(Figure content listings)

-------------------------

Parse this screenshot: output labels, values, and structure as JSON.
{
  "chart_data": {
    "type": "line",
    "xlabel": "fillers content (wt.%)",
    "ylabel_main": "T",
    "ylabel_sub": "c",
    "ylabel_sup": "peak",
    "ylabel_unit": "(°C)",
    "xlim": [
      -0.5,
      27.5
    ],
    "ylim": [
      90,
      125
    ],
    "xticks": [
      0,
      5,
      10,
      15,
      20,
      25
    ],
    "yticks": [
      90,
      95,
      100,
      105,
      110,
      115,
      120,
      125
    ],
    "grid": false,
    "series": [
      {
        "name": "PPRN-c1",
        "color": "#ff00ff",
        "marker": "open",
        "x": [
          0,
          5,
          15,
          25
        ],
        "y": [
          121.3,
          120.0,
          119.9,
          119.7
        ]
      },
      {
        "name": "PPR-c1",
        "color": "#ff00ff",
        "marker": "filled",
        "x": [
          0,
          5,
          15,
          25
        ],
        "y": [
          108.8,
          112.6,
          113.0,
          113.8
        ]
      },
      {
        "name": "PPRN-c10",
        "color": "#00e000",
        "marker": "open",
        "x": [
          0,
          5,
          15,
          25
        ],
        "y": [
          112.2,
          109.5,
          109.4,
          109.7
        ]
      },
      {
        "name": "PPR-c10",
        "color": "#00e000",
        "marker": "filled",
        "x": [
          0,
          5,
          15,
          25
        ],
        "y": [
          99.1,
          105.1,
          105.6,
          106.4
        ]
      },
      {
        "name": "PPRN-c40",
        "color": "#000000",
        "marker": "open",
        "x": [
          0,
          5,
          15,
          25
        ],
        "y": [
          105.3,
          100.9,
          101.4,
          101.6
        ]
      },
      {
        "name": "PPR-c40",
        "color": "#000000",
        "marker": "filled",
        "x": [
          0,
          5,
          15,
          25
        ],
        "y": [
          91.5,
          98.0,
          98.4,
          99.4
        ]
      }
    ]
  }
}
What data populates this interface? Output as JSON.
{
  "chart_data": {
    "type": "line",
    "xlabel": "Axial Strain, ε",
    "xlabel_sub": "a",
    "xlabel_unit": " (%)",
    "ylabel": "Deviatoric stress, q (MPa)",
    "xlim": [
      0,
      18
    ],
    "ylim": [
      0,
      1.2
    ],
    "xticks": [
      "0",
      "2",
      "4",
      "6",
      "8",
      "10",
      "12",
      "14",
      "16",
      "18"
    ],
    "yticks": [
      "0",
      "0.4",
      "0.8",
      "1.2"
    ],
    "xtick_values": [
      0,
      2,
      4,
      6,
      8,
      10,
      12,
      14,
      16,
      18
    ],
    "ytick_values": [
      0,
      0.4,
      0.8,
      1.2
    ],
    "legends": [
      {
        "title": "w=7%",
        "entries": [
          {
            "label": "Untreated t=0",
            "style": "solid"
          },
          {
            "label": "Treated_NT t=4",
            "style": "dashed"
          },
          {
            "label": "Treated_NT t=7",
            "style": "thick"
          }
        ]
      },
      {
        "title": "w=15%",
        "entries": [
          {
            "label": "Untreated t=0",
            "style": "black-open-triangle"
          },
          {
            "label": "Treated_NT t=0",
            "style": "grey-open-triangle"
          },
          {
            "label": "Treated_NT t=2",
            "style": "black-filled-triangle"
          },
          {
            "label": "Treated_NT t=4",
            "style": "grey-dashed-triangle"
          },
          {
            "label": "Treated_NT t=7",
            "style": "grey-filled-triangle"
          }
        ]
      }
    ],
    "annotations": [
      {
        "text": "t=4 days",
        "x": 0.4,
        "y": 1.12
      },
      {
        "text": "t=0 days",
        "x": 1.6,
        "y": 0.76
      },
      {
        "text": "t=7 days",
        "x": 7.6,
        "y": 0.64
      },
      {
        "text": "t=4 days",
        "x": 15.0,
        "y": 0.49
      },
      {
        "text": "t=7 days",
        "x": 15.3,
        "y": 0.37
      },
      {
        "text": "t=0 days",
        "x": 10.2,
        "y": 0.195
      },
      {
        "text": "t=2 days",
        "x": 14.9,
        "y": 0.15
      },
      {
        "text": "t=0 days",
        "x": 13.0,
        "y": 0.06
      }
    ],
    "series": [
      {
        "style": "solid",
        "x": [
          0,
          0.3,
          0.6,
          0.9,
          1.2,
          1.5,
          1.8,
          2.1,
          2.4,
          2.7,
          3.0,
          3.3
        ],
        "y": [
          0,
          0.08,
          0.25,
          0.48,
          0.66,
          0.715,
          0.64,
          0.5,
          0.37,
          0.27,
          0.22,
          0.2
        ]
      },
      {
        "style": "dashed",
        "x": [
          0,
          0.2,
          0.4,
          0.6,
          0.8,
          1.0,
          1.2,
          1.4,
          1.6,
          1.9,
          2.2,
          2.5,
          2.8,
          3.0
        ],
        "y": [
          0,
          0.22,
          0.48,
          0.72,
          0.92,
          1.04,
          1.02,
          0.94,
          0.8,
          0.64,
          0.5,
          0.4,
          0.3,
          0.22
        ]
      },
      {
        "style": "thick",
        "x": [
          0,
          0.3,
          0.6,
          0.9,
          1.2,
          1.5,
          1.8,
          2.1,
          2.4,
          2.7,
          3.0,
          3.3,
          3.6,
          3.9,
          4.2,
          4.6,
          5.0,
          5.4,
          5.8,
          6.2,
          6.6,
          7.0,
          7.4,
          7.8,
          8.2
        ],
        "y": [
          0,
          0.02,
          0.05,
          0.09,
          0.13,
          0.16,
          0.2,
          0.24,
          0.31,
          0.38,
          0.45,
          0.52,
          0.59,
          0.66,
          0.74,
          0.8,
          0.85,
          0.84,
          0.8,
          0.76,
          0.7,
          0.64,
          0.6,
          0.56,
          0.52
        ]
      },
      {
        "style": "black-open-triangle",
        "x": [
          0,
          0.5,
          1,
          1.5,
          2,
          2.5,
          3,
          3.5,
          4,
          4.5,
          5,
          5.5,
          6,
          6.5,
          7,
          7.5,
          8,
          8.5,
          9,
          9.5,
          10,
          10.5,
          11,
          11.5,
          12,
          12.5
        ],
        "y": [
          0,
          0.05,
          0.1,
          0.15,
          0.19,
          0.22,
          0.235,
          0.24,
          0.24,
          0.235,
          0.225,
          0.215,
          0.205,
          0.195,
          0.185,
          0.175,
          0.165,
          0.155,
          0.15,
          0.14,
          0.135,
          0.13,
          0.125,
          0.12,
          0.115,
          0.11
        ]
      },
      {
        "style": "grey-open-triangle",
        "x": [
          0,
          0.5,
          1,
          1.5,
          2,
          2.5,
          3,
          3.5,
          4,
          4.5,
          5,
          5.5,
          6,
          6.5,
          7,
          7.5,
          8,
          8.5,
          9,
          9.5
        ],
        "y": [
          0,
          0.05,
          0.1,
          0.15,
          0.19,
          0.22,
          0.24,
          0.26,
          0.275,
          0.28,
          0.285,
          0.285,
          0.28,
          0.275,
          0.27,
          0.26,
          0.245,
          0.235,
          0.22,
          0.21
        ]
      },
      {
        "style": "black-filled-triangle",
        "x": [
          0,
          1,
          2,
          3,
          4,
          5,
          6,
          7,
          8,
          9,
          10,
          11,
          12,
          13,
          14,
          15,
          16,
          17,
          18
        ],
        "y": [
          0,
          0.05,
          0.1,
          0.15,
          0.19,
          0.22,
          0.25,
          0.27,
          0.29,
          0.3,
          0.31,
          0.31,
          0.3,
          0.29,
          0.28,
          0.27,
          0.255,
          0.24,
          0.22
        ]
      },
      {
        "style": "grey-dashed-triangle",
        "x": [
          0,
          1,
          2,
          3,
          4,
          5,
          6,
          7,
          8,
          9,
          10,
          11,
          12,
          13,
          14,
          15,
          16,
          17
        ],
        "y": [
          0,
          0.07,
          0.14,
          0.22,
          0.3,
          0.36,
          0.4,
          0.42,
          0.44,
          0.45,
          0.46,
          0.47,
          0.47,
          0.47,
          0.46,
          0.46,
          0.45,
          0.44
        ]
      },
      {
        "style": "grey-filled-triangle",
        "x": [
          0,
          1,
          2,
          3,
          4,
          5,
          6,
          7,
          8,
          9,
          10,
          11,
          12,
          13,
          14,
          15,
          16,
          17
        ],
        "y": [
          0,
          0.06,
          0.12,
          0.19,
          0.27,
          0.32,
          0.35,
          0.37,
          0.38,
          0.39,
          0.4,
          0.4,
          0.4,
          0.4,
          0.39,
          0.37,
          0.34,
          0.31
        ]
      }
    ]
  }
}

-------------------------

Select the lines from the entries that include the word "PPRN".

**EXPECTED ANSWER:**
        "name": "PPRN-c1",
        "name": "PPRN-c10",
        "name": "PPRN-c40",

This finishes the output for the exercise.